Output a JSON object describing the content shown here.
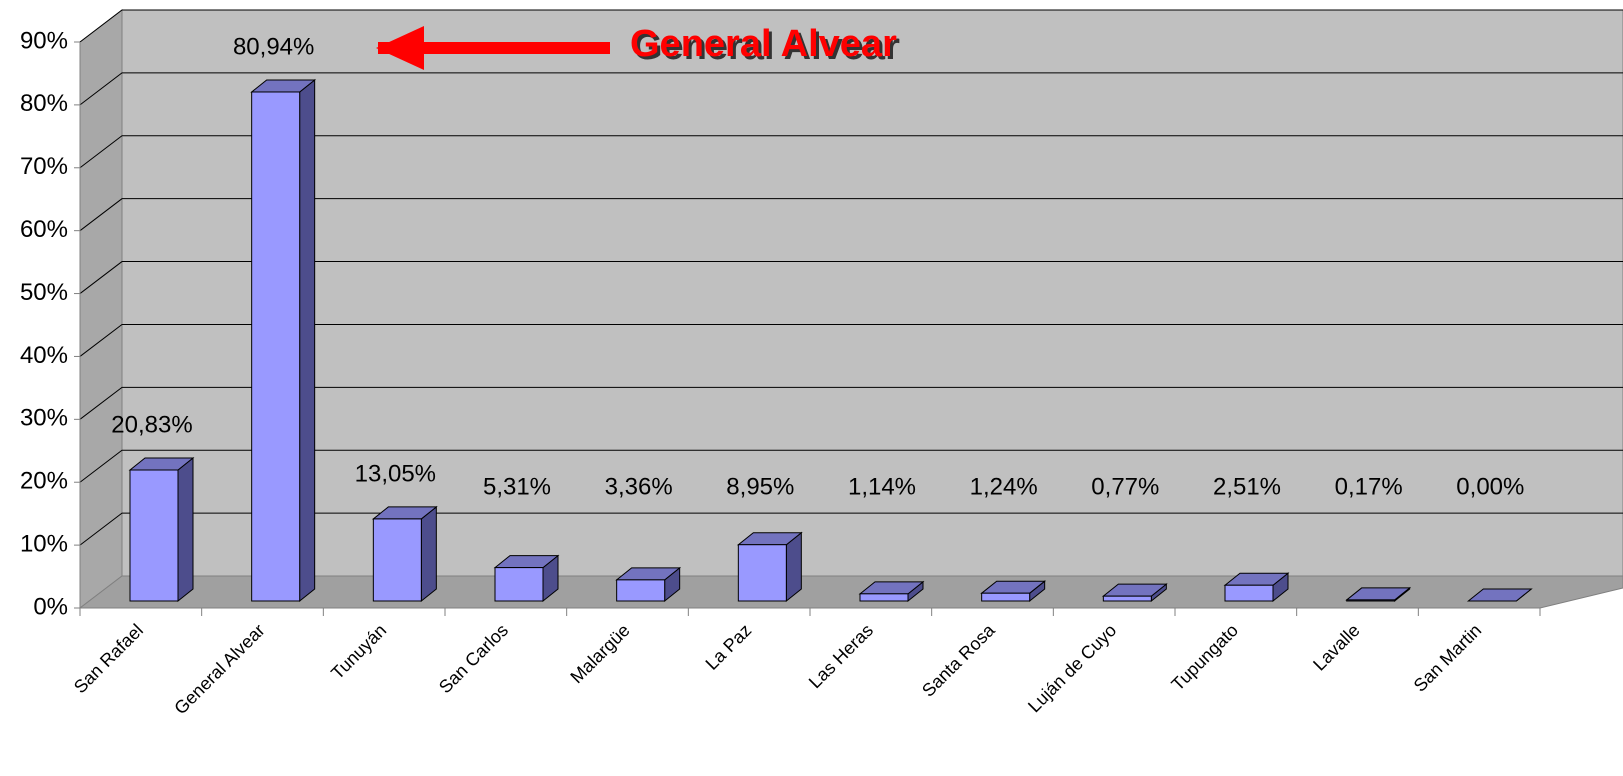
{
  "chart_data": {
    "type": "bar3d",
    "annotation": "General Alvear",
    "categories": [
      "San Rafael",
      "General Alvear",
      "Tunuyán",
      "San Carlos",
      "Malargüe",
      "La Paz",
      "Las Heras",
      "Santa Rosa",
      "Luján de Cuyo",
      "Tupungato",
      "Lavalle",
      "San Martin"
    ],
    "values": [
      20.83,
      80.94,
      13.05,
      5.31,
      3.36,
      8.95,
      1.14,
      1.24,
      0.77,
      2.51,
      0.17,
      0.0
    ],
    "value_labels": [
      "20,83%",
      "80,94%",
      "13,05%",
      "5,31%",
      "3,36%",
      "8,95%",
      "1,14%",
      "1,24%",
      "0,77%",
      "2,51%",
      "0,17%",
      "0,00%"
    ],
    "color": "#9999ff",
    "ylim": [
      0,
      90
    ],
    "yticks": [
      {
        "value": 0,
        "label": "0%"
      },
      {
        "value": 10,
        "label": "10%"
      },
      {
        "value": 20,
        "label": "20%"
      },
      {
        "value": 30,
        "label": "30%"
      },
      {
        "value": 40,
        "label": "40%"
      },
      {
        "value": 50,
        "label": "50%"
      },
      {
        "value": 60,
        "label": "60%"
      },
      {
        "value": 70,
        "label": "70%"
      },
      {
        "value": 80,
        "label": "80%"
      },
      {
        "value": 90,
        "label": "90%"
      }
    ],
    "grid": true
  }
}
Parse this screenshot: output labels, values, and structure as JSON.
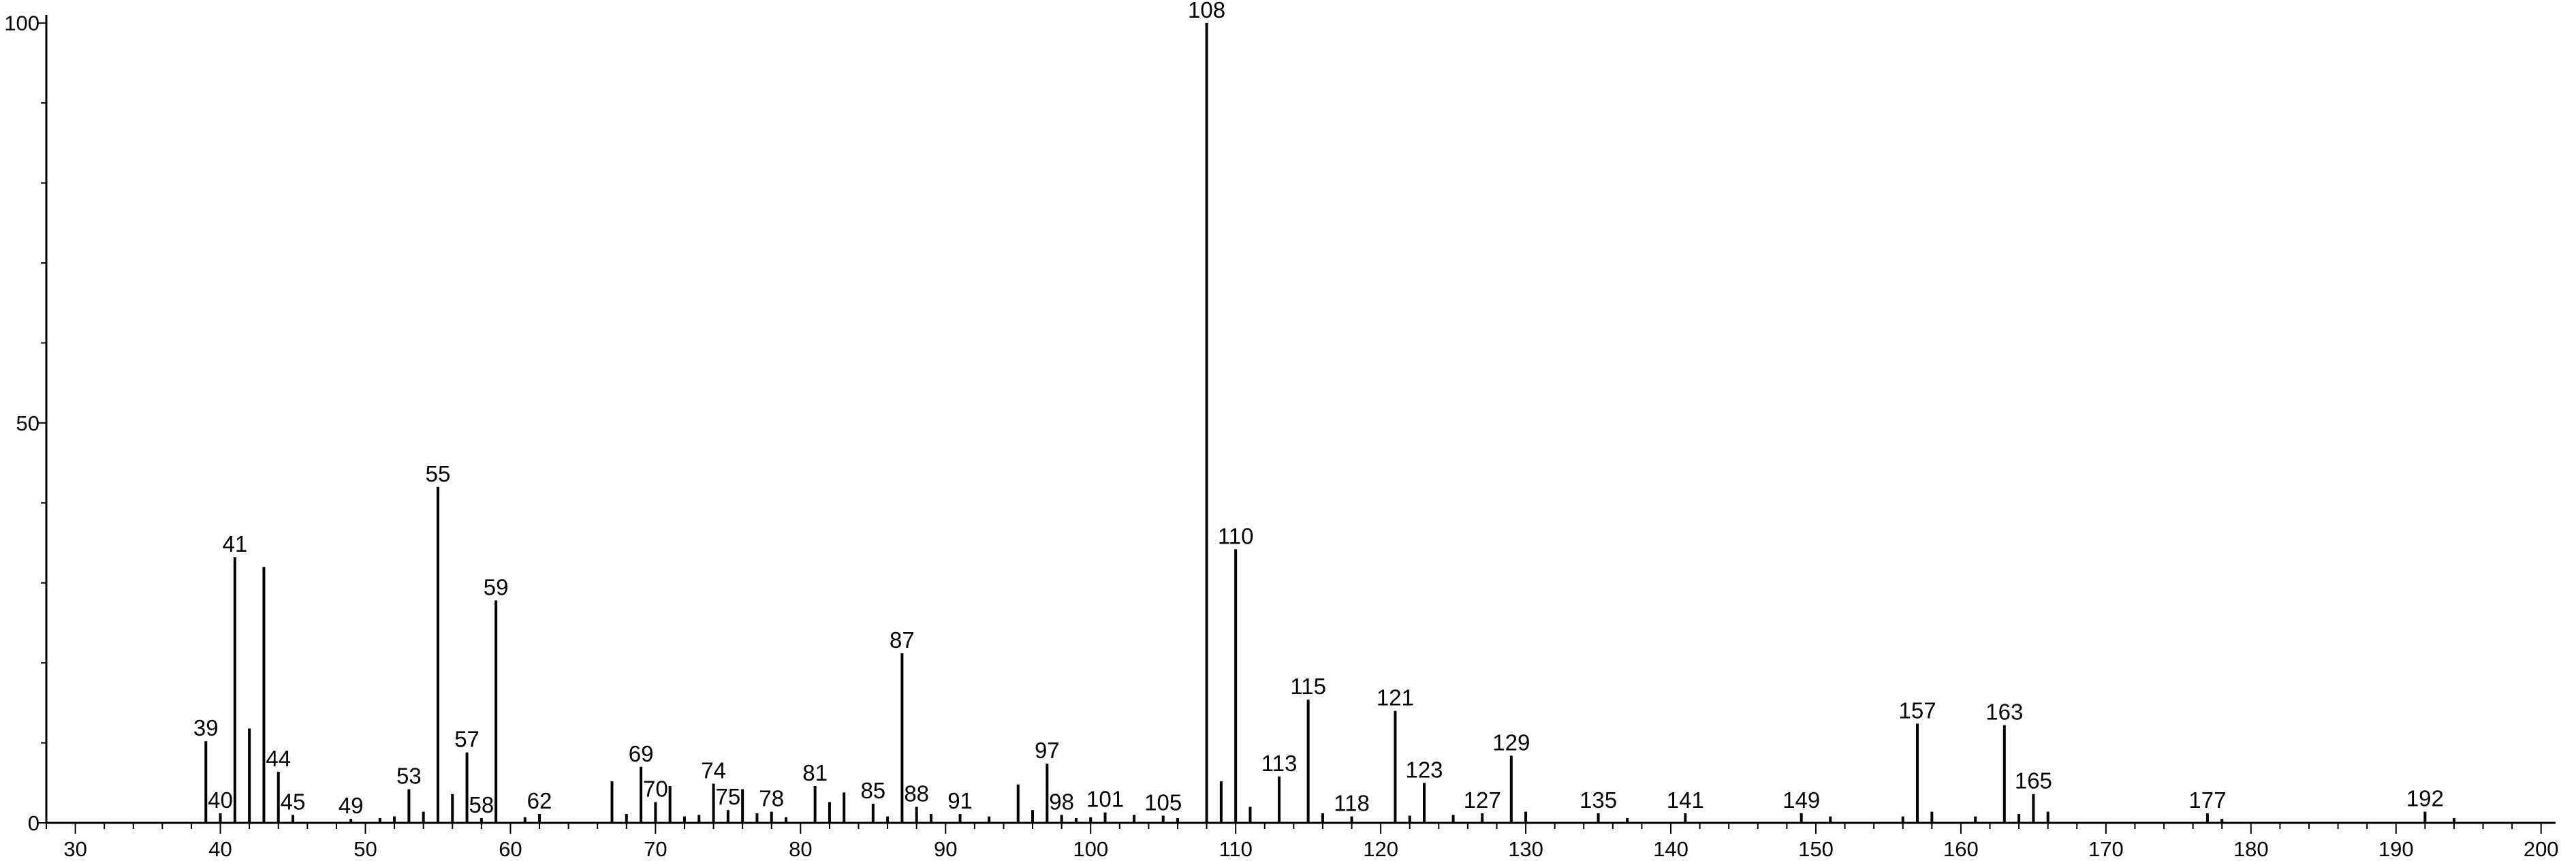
-------
### Given exercise
The entries above are to be returned exactly, without their pictures.

### Solution below
Output a JSON object describing the content shown here.
{
  "chart_data": {
    "type": "bar3d",
    "annotation": "General Alvear",
    "categories": [
      "San Rafael",
      "General Alvear",
      "Tunuyán",
      "San Carlos",
      "Malargüe",
      "La Paz",
      "Las Heras",
      "Santa Rosa",
      "Luján de Cuyo",
      "Tupungato",
      "Lavalle",
      "San Martin"
    ],
    "values": [
      20.83,
      80.94,
      13.05,
      5.31,
      3.36,
      8.95,
      1.14,
      1.24,
      0.77,
      2.51,
      0.17,
      0.0
    ],
    "value_labels": [
      "20,83%",
      "80,94%",
      "13,05%",
      "5,31%",
      "3,36%",
      "8,95%",
      "1,14%",
      "1,24%",
      "0,77%",
      "2,51%",
      "0,17%",
      "0,00%"
    ],
    "color": "#9999ff",
    "ylim": [
      0,
      90
    ],
    "yticks": [
      {
        "value": 0,
        "label": "0%"
      },
      {
        "value": 10,
        "label": "10%"
      },
      {
        "value": 20,
        "label": "20%"
      },
      {
        "value": 30,
        "label": "30%"
      },
      {
        "value": 40,
        "label": "40%"
      },
      {
        "value": 50,
        "label": "50%"
      },
      {
        "value": 60,
        "label": "60%"
      },
      {
        "value": 70,
        "label": "70%"
      },
      {
        "value": 80,
        "label": "80%"
      },
      {
        "value": 90,
        "label": "90%"
      }
    ],
    "grid": true
  }
}
Parse this screenshot: output labels, values, and structure as JSON.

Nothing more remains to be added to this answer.